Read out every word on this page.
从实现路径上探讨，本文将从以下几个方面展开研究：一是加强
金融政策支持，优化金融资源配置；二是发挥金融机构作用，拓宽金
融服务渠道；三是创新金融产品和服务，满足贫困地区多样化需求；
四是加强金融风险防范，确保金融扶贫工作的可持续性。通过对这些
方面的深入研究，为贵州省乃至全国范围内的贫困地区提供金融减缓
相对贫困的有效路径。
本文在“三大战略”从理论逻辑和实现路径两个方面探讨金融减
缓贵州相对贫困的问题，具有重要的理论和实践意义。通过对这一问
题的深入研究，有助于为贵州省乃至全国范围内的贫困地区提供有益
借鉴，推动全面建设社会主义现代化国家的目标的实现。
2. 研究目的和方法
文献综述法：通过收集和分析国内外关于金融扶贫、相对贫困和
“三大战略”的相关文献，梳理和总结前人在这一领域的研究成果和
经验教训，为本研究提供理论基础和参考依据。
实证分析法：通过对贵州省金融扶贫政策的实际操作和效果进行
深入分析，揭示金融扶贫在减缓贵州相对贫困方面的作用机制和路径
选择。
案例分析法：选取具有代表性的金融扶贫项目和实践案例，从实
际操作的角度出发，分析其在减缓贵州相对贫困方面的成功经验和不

* * *

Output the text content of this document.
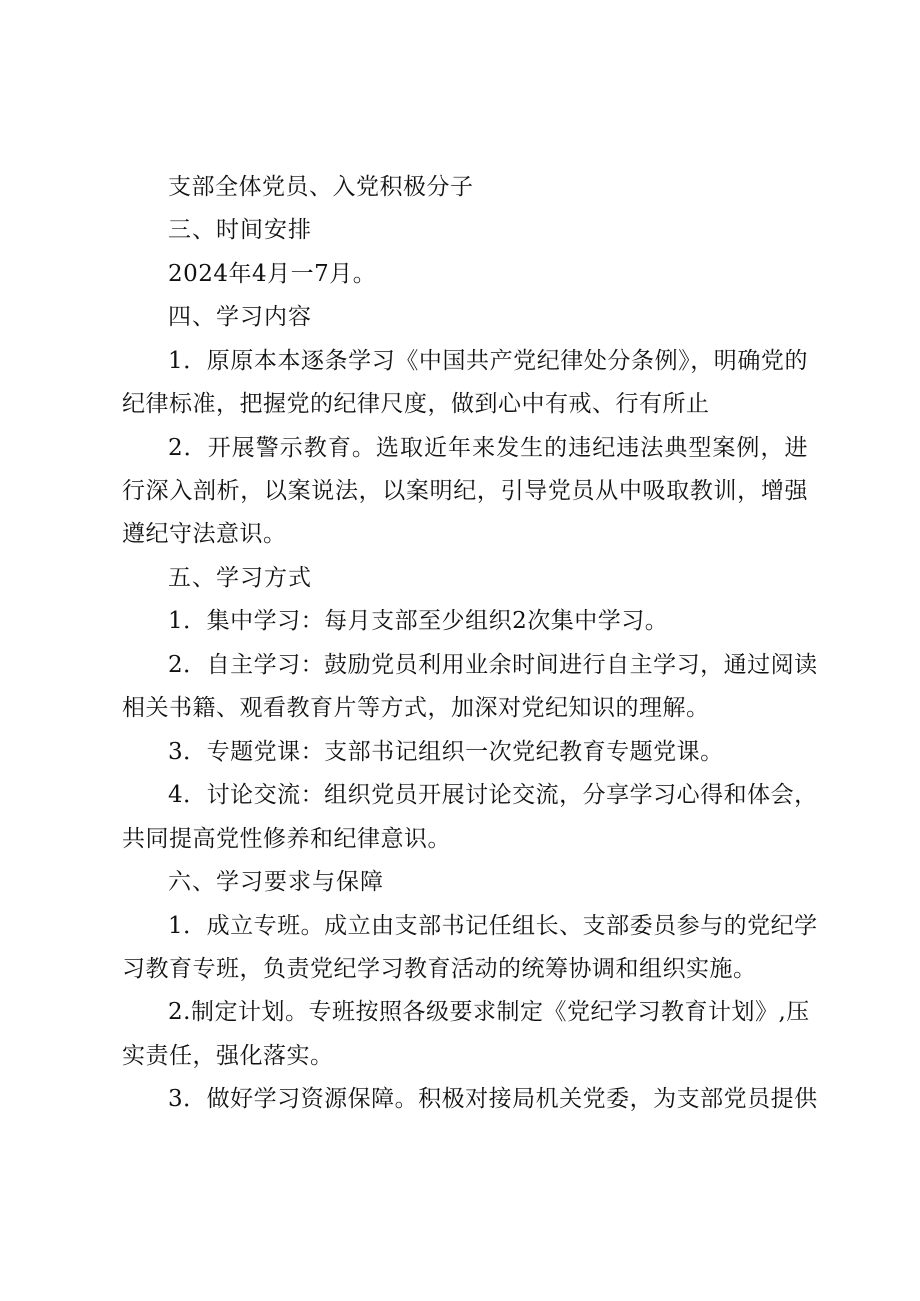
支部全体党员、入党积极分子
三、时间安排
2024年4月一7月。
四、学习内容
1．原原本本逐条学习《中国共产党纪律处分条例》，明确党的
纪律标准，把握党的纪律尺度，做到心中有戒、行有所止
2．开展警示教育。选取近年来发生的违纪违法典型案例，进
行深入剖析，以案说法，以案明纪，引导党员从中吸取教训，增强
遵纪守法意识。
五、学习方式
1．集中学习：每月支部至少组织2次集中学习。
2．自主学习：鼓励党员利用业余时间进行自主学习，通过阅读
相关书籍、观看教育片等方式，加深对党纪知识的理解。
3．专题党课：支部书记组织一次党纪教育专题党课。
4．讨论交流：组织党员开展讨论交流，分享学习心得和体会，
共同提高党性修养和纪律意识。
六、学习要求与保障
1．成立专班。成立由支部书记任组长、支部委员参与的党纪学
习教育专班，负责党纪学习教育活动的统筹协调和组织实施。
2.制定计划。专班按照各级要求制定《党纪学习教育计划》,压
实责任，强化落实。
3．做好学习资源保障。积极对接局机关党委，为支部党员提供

...

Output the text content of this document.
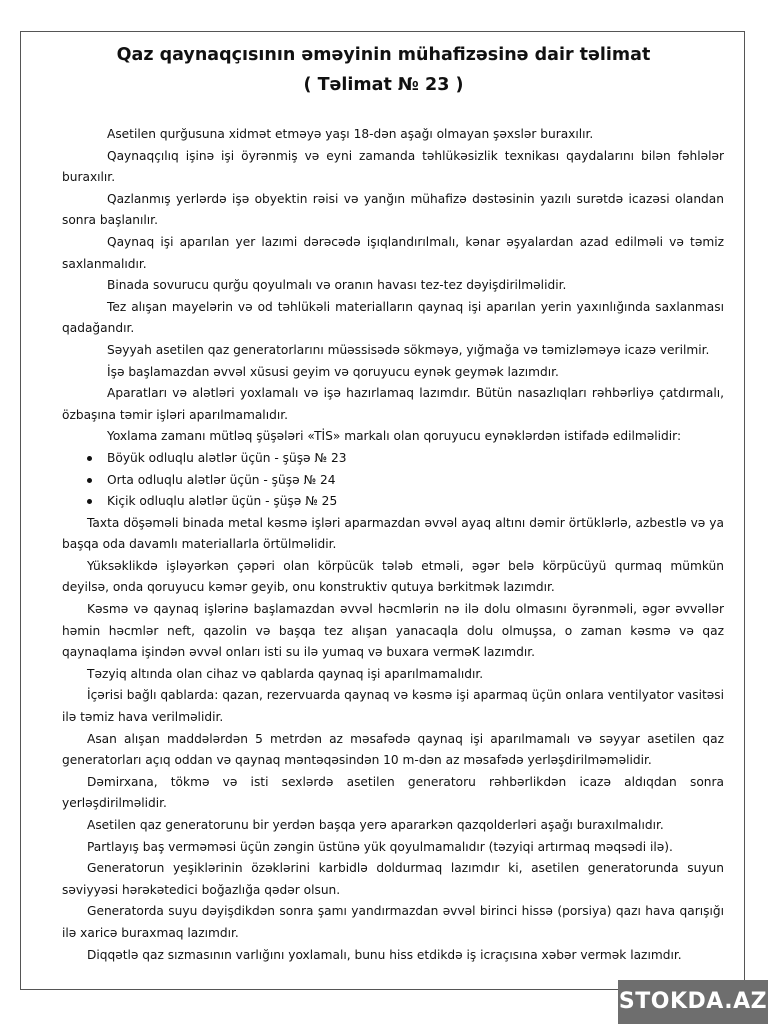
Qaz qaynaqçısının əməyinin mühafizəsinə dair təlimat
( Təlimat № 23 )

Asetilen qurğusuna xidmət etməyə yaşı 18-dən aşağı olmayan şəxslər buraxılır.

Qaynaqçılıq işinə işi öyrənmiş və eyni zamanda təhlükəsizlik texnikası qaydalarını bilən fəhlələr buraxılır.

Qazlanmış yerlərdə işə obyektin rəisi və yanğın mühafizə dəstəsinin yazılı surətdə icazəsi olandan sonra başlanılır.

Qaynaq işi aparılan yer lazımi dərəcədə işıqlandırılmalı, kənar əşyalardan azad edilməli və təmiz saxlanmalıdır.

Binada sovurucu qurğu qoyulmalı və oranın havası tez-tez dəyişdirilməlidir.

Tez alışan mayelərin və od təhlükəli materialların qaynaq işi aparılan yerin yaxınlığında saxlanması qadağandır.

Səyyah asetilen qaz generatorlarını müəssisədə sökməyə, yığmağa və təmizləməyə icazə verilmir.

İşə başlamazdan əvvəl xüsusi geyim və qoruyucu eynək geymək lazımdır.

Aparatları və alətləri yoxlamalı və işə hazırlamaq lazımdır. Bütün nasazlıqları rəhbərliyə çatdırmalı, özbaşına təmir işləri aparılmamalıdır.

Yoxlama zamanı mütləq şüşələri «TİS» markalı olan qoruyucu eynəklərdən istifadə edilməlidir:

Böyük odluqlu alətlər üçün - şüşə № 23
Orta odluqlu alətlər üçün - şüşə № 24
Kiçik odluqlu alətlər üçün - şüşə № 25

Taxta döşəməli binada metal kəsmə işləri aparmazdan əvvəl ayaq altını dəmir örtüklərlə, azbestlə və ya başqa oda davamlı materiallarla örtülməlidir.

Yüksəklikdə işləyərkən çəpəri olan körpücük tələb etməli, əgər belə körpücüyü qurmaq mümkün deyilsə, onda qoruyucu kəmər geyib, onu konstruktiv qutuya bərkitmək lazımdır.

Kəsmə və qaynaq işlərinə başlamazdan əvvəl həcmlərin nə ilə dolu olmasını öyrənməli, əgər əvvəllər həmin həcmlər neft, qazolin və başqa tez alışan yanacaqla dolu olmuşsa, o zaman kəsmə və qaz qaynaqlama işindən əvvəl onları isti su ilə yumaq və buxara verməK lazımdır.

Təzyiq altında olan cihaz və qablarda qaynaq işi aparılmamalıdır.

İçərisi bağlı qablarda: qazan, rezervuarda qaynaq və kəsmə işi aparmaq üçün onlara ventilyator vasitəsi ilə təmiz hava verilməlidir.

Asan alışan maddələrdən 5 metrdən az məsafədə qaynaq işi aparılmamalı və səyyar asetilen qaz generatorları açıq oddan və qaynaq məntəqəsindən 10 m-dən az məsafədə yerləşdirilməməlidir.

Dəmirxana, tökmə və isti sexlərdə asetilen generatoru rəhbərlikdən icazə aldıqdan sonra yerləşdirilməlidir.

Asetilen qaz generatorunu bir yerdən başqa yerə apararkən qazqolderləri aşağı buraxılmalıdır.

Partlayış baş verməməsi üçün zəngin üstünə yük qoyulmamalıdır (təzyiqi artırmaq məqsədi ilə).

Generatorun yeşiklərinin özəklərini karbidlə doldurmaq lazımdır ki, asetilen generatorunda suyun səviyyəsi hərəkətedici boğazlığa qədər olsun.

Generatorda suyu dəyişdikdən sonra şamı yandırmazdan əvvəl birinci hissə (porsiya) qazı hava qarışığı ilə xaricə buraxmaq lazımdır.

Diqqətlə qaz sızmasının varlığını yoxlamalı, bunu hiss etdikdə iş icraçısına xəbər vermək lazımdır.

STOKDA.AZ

Exercise: Report how many lines include the word "başqa". Give nothing but the number.

Problem solution: 3